Stated goal
Single out the lines that include the word "iloa". Copy them.

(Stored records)
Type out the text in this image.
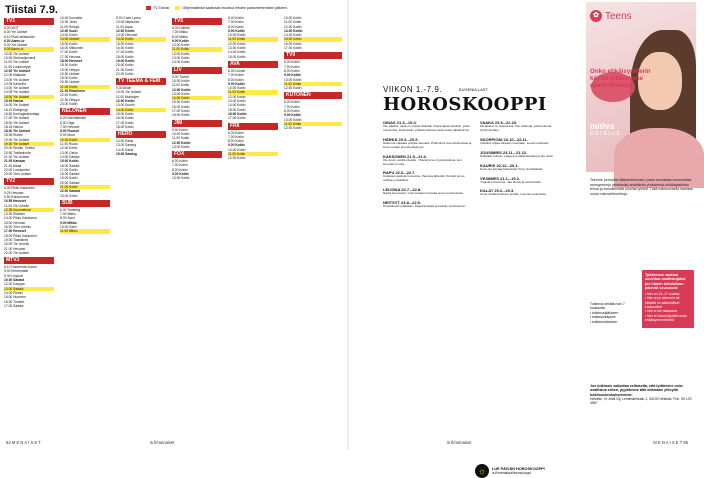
Tiistai 7.9.	TV-Tickrar	Ohjelmatiedot saattavat muuttua lehden painomenemisen jälkeen.
TV1
5.00 MOT
6.00 Yle Uutiset
6.10 Puoli seitsemän
6.30 Aamu-tv
9.00 Yle Uutiset
9.05 Aamu-tv
10.00 Yle Uutiset
10.05 Strömsöjenterit
11.00 Yle Uutiset
11.05 Luontomyyri
12.00 Yle Uutiset
12.05 Matkalla
13.00 Yle Uutiset
13.05 Kaverilla
14.00 Yle Uutiset
14.05 Yle Uutiset
15.00 Yle Uutiset
15.05 Hanna
16.00 Yle Uutiset
16.10 Eläinjengi
16.50 Kuningaskuluttaja
17.00 Yle Uutiset
18.00 Yle Uutiset
18.15 Hanna
18.30 Yle Uutiset
18.35 Ruotsi
19.00 Yle Uutiset
19.30 Yle Uutiset
20.00 Sinulle, Sveitsi
20.50 Tositarinoita
21.00 Yle Uutiset
21.05 Kansaa
21.40 Aikaa
22.00 Luontoretki
23.00 Ylen Uutiset
TV2
6.00 Pikku Kakkonen
9.25 Hevoset
9.50 Ruutuhuone
10.55 Hevoset
11.00 Yle Urheilu
12.35 Kuunnelmat
13.30 Eläinten
14.00 Pikku Kakkonen
15.00 Hevoset
16.00 Ylen Urheilu
17.00 Hevoset
18.00 Pikku Kakkonen
19.00 Tosielämä
20.00 Yle Urheilu
21.00 Hevoset
22.00 Yle Uutiset
MTV3
6.10 Huomenta Suomi
9.00 Emmerdale
9.30 Leijonat
10.00 Salatut
12.00 Kauppa
13.00 Salatut
14.00 Pienet
15.00 Huomen
16.00 Tunteet
17.00 Salatut
10.00 Kuuntele
10.30 Jenni
11.00 Helppo
12.00 Suuri
13.00 Kotiin
14.00 Uutiset
15.00 Kotiin
16.00 Mikkonen
17.00 Kotiin
17.30 Hevosa
18.00 Hevoset
18.30 Kotiin
19.00 Helppo
19.30 Uutiset
20.00 Kotiin
20.30 Uutiset
21.00 Kotiin
21.30 Rikollinen
22.00 Kotiin
22.30 Helppo
23.00 Kotiin
NELONEN
6.00 Kahvilaboksi
6.30 Olga
7.00 Hevoset
8.00 Ruusut
9.00 Muut
10.00 Kotiin
11.00 Ruutu
12.00 Kotiin
13.00 Ostos
14.00 Salatut
15.00 Kotiin
16.00 Salatut
17.00 Kotiin
18.00 Salatut
19.00 Kotiin
20.00 Salatut
21.00 Kotiin
22.00 Salatut
23.00 Kotiin
SUB
6.00 Tomberg
7.00 Mikko
8.00 Sami
9.00 Mikko
10.00 Sami
11.00 Mikko
9.20 Code Lyoko
10.00 Neptunes
11.00 Aqua
12.00 Kotiin
13.00 Hevoset
14.00 Kotiin
15.00 Kotiin
16.00 Kotiin
17.00 Kotiin
18.00 Kotiin
19.00 Kotiin
20.00 Kotiin
21.00 Kotiin
22.00 Kotiin
TV TEEMA & FEM
9.30 Avain
10.00 Yle Uutiset
11.00 Muistojen
12.00 Kotiin
13.00 Suurin
14.00 Kotiin
15.00 Kotiin
16.00 Kotiin
17.00 Kotiin
18.00 Kotiin
HERO
12.00 Kaksi
13.00 Sawing
14.00 Kaksi
15.00 Sawing
TV5
6.00 Uutiset
7.00 Mikko
8.00 Mikko
9.00 Kotiin
10.00 Kotiin
11.00 Kotiin
12.00 Kotiin
13.00 Kotiin
14.00 Kotiin
LIV
9.00 Toverit
10.00 Kotiin
11.00 Kotiin
12.00 Kotiin
13.00 Kotiin
14.00 Kotiin
15.00 Kotiin
16.00 Kotiin
17.00 Kotiin
18.00 Kotiin
JIM
9.00 Kotiin
10.00 Kotiin
11.00 Kotiin
12.00 Kotiin
13.00 Kotiin
FOX
6.00 Kotiin
7.00 Kotiin
8.00 Kotiin
9.00 Kotiin
10.00 Kotiin
6.40 Kotiin
7.00 Kotiin
8.00 Kotiin
9.00 Kotiin
10.00 Kotiin
11.00 Kotiin
12.00 Kotiin
13.00 Kotiin
14.00 Kotiin
15.00 Kotiin
AVA
6.00 Leonie
7.00 Kotiin
8.00 Kotiin
9.00 Kotiin
10.00 Kotiin
11.00 Kotiin
12.00 Kotiin
13.00 Kotiin
14.00 Kotiin
15.00 Kotiin
16.00 Kotiin
17.00 Kotiin
FRII
6.00 Kotiin
7.00 Kotiin
8.00 Kotiin
9.00 Kotiin
10.00 Kotiin
11.00 Kotiin
12.00 Kotiin
10.00 Kotiin
11.00 Kotiin
12.00 Kotiin
13.00 Kotiin
14.00 Kotiin
15.00 Kotiin
16.00 Kotiin
17.00 Kotiin
TV9
6.00 Kotiin
7.00 Kotiin
8.00 Kotiin
9.00 Kotiin
10.00 Kotiin
11.00 Kotiin
12.00 Kotiin
KUTONEN
6.00 Kotiin
7.00 Kotiin
8.00 Kotiin
9.00 Kotiin
10.00 Kotiin
11.00 Kotiin
12.00 Kotiin
64 M E N A I S E T	is.fi/menaiset
VIIKON 1.-7.9.	EUGENIA LAST
HOROSKOOPPI
OINAS 21.3.–19.4.
Tee päätös, mikä on sinulle tärkeää. Käytä aikasi asioihin, jotka tuovat iloa. Keskustelu ystävän kanssa avaa uusia näkökulmia.
HÄRKÄ 20.4.–20.5.
Rakenna vakaata pohjaa tulevalle. Pidä kiinni suunnitelmistasi ja luota omaan arvostelukykyysi.
KAKSONEN 21.5.–21.6.
Ole avoin uusille ideoille. Yhteistyö tuo hyviä tuloksia, kun kuuntelet muita.
RAPU 22.6.–22.7.
Kotiasiat vaativat huomiota. Panosta läheisiin ihmisiin ja luo rauhaa ympärillesi.
LEIJONA 23.7.–22.8.
Näytä luovuutesi. Uusi projekti innostaa ja tuo tunnustusta.
NEITSYT 23.8.–22.9.
Huolellisuus palkitaan. Järjestä asiasi ja keskity olennaiseen.
VAAKA 23.9.–22.10.
Tasapaino on avainsana. Tee valintoja, jotka tukevat hyvinvointiasi.
SKORPIONI 23.10.–22.11.
Intuitiosi ohjaa oikeaan suuntaan. Luota tunteisiisi.
JOUSIMIES 23.11.–21.12.
Seikkailu kutsuu. Laajenna näkökulmaasi ja opi uutta.
KAURIS 22.12.–20.1.
Kova työ kantaa hedelmää. Pysy sinnikkäänä.
VESIMIES 21.1.–19.2.
Ystävät tuovat iloa. Jaa ideasi ja verkostoidu.
KALAT 20.2.–20.3.
Anna mielikuvituksen lentää. Luovuus kukoistaa.
☼	LUE PÄIVÄN HOROSKOOPPI
is.fi/menaiset/horoskooppi
✿ Teens
Onko ehkäisypillerin käyttö tyttärellene ajankohtaista?
mithra
ESTELLE
Teenme perhallan lääketutkimusta, jossa arvioidaan luonnollisia estrogeeneja (estetrolia) sisältävän yhdistelmä-ehkäisytabletin tehoa ja turvallisuutta nuorilla tytöillä. Tällä tutkimuksella haetaan uusia hoitovaihtoehtoja.
Tyttäresne saattaa soveltua osallistujaksi, jos hänen kohdallaan pätevät seuraavat:
• hän on 12–17 vuotias
• hän on jo aiemmin tai hänellä on säännölliset kuukautiset
• hän ei ole raskaana
• hän ei halua käyttää muita ehkäisymenetelmiä
Tutkimus kestää noin 7 kuukautta.
• tutkimuslääkkeen
• tutkimuskäynnit
• tutkimustuloksen
Jos tutkimus vaikuttaa sellaiselta, että tyttäresne voisi osallistua siihen, pyydämme tätä ottamaan yhteyttä tutkimuskeskukseemme:
Helsinki, Vl. Ahdi Oy, Lehtimäenkatu 1, 00100 Helsinki. Puh. 09 123 4567
is.fi/menaiset	M E N A I S E T 65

Problem solution
Tee päätös, mikä on sinulle tärkeää. Käytä aikasi asioihin, jotka tuovat iloa. Keskustelu ystävän kanssa avaa uusia näkökulmia.
Ystävät tuovat iloa. Jaa ideasi ja verkostoidu.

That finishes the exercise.